■ Given data:

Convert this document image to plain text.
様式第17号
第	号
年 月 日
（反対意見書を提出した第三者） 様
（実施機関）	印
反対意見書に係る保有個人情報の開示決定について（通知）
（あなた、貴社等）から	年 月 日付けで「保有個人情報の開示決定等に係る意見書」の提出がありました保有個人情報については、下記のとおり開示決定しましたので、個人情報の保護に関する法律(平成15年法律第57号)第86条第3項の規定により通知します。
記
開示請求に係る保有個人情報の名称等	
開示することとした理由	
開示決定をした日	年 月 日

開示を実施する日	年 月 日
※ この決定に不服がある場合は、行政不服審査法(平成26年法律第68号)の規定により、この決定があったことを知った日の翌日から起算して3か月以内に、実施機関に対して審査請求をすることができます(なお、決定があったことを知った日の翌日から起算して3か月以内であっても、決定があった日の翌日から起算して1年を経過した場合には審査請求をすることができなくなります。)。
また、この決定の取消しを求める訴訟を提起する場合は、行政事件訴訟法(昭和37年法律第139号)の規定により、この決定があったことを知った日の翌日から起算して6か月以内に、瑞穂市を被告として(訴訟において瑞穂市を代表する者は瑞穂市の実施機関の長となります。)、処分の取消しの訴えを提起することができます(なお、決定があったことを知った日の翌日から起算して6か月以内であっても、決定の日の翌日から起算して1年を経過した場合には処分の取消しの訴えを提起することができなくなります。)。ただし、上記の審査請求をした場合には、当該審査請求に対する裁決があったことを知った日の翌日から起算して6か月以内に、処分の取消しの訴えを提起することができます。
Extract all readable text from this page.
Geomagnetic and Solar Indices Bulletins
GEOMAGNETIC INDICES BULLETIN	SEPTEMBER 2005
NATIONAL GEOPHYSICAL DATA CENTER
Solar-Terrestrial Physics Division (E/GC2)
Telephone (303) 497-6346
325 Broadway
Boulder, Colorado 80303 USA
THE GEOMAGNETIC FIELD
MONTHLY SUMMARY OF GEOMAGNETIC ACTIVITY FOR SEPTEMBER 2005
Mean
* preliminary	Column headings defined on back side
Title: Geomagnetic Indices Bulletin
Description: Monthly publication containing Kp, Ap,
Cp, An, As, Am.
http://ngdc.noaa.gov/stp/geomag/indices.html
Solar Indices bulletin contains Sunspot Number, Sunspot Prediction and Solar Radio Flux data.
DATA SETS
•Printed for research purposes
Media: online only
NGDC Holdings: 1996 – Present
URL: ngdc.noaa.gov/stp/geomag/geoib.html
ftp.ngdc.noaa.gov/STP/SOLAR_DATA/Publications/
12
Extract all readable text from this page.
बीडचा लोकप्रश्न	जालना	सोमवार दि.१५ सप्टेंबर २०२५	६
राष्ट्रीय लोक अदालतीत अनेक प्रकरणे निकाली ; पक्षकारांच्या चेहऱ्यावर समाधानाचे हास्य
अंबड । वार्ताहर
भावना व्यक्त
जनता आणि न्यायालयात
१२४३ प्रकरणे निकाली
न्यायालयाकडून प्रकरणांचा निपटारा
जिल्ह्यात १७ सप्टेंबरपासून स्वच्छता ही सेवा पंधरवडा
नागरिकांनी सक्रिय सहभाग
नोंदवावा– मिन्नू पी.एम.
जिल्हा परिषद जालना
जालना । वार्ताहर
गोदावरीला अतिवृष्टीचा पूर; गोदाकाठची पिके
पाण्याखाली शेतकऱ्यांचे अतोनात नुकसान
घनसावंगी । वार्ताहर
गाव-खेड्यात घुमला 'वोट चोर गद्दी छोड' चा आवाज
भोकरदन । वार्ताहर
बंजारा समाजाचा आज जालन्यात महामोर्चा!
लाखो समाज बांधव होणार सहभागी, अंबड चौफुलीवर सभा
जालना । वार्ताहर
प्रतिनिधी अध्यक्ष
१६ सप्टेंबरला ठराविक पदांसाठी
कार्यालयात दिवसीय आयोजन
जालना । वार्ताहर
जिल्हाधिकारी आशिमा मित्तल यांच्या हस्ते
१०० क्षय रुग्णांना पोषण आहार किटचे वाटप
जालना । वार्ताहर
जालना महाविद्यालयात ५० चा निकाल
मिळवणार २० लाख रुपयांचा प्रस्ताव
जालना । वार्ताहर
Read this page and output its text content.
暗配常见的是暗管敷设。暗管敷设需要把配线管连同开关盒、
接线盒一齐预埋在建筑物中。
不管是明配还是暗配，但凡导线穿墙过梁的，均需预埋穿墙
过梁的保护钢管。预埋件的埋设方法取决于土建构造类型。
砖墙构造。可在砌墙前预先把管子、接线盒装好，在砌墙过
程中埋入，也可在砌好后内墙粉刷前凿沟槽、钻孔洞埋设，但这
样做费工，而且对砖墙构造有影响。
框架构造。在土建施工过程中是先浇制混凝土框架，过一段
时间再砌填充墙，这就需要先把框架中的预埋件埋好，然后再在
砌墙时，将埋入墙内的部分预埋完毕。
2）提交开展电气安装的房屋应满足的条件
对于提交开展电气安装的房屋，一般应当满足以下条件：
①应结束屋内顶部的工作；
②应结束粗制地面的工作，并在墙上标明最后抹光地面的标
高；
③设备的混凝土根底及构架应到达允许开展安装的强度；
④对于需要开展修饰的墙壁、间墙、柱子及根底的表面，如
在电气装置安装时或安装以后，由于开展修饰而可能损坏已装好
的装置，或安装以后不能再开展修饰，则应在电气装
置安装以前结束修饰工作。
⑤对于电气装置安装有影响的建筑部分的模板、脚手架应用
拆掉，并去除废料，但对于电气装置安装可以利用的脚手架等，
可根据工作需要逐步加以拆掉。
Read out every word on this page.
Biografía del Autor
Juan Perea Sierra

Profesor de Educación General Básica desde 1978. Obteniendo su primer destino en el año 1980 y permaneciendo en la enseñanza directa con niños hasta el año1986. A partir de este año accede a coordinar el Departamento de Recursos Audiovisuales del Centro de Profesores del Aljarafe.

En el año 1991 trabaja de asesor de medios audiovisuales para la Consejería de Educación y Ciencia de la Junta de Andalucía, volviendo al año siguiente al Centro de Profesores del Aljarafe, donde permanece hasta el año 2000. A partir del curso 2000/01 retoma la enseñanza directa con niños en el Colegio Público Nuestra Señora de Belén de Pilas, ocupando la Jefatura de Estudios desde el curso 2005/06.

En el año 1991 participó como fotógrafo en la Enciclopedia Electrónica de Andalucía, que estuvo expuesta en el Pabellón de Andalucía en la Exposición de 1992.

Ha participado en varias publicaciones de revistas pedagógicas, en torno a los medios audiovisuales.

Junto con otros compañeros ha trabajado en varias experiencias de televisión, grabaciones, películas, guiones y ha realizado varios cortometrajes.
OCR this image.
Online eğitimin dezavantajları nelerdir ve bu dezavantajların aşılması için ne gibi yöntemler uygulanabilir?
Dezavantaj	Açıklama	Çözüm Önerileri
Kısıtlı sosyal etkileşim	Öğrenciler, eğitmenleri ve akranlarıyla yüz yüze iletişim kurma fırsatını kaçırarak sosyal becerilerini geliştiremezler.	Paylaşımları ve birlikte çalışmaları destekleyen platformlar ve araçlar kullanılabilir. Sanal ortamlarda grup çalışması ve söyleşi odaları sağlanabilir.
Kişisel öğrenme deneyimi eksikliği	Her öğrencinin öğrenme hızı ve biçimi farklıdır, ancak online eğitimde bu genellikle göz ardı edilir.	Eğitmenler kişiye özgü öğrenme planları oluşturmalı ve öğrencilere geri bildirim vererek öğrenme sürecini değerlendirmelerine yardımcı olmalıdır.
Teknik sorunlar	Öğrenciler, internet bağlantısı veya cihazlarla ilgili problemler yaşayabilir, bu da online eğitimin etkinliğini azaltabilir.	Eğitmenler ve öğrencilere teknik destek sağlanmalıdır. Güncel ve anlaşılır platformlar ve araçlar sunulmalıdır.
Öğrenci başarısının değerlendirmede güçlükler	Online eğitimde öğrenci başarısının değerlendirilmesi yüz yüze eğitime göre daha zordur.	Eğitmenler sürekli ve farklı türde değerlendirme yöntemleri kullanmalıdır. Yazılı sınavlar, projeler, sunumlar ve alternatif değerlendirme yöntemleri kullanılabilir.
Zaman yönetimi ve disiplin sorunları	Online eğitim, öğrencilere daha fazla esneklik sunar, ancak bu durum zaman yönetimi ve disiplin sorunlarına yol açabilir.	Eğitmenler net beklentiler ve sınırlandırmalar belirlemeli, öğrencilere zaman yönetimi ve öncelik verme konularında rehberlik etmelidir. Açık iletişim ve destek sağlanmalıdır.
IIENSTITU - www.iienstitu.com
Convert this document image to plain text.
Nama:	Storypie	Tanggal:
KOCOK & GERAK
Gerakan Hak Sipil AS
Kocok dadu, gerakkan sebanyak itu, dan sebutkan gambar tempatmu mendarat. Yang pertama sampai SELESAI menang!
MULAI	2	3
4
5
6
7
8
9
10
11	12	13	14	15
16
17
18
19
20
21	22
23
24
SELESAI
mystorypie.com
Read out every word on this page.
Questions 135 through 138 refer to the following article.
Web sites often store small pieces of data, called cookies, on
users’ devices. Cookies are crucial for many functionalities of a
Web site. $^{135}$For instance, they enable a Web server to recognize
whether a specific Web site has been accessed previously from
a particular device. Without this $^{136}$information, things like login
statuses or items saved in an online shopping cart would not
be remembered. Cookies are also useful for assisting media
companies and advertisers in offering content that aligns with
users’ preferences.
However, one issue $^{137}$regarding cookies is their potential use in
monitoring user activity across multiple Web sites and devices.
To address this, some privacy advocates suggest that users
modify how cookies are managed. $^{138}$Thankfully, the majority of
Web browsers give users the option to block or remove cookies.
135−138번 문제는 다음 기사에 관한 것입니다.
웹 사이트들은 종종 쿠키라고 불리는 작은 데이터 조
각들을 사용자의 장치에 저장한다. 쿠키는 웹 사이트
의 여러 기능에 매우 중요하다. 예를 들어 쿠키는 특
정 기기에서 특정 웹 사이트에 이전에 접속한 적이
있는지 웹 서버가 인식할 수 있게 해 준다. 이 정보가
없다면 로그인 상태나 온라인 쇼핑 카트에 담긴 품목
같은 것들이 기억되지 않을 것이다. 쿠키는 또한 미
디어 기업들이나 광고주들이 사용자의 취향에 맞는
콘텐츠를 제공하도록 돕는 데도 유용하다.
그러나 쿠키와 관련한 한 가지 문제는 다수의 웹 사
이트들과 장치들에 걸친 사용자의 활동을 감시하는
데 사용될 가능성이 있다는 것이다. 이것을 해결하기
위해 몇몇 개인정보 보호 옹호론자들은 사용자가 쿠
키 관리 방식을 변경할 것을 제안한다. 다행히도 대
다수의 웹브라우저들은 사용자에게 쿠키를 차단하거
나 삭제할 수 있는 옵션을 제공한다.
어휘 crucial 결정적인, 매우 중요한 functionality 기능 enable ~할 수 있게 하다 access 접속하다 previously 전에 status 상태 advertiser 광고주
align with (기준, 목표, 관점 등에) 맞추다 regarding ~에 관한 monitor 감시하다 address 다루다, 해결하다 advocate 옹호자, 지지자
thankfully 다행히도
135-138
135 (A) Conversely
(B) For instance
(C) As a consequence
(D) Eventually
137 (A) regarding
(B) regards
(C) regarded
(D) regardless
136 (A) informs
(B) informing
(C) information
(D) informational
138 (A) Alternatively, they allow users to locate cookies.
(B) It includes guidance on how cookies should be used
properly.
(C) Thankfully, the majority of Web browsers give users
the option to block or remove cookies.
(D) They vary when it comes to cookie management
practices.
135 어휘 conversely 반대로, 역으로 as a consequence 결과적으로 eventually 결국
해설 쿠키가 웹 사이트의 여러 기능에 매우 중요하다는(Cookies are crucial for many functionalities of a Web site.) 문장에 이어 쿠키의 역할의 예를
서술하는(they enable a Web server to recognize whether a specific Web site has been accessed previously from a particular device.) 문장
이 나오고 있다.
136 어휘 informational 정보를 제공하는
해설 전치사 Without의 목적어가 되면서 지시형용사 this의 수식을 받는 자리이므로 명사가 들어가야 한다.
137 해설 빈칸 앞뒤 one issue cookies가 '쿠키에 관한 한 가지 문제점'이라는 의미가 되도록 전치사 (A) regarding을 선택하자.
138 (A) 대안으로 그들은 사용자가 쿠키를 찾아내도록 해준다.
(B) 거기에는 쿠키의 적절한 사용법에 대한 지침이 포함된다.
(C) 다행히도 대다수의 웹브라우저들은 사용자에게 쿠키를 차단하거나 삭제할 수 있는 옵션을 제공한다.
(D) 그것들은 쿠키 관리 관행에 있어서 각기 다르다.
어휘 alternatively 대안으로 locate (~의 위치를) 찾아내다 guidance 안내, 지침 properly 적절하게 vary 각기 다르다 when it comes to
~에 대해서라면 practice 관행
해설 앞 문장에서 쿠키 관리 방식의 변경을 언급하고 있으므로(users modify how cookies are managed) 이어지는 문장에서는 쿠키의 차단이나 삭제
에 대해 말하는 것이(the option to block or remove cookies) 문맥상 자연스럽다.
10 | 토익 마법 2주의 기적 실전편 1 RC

■ Short task:
Show every line from the listing above in which the string "whether" appears.

■ Worked answer:
whether a specific Web site has been accessed previously from
서술하는(they enable a Web server to recognize whether a specific Web site has been accessed previously from a particular device.) 문장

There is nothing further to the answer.